For the listing below, give the count of lines containing the string "orqali" and nothing else.

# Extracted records

********************

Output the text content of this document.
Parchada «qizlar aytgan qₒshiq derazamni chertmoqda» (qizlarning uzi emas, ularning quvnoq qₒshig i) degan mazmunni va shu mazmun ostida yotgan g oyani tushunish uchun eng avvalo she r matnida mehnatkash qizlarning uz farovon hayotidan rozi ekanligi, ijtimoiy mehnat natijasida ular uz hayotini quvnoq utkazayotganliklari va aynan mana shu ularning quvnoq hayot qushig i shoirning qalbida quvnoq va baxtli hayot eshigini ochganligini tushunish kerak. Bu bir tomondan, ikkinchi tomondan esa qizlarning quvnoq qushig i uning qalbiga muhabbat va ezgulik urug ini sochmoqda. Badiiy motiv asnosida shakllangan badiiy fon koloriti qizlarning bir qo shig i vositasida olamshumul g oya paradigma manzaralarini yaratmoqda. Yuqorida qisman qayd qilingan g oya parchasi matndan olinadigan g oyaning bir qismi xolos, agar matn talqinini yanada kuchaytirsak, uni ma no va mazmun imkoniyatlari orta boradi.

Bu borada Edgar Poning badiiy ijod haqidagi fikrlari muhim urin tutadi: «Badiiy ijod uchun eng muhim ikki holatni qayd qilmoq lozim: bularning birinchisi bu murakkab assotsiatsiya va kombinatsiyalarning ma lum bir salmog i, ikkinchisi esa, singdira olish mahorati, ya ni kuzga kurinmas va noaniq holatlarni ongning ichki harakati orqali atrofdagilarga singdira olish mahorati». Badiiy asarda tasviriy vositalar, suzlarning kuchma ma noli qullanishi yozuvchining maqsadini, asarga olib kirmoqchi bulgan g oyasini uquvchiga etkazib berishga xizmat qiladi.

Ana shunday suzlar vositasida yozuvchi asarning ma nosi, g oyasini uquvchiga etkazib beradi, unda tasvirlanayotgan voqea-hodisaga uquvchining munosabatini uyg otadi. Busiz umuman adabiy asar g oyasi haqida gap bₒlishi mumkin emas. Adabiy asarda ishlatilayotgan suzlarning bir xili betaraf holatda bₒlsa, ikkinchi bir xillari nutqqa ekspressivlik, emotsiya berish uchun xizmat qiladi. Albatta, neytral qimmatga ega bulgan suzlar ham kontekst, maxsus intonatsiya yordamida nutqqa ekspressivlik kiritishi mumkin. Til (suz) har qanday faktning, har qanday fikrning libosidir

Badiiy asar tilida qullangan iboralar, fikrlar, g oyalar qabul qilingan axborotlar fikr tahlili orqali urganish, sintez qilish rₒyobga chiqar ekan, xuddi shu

********************

# Worked solution
2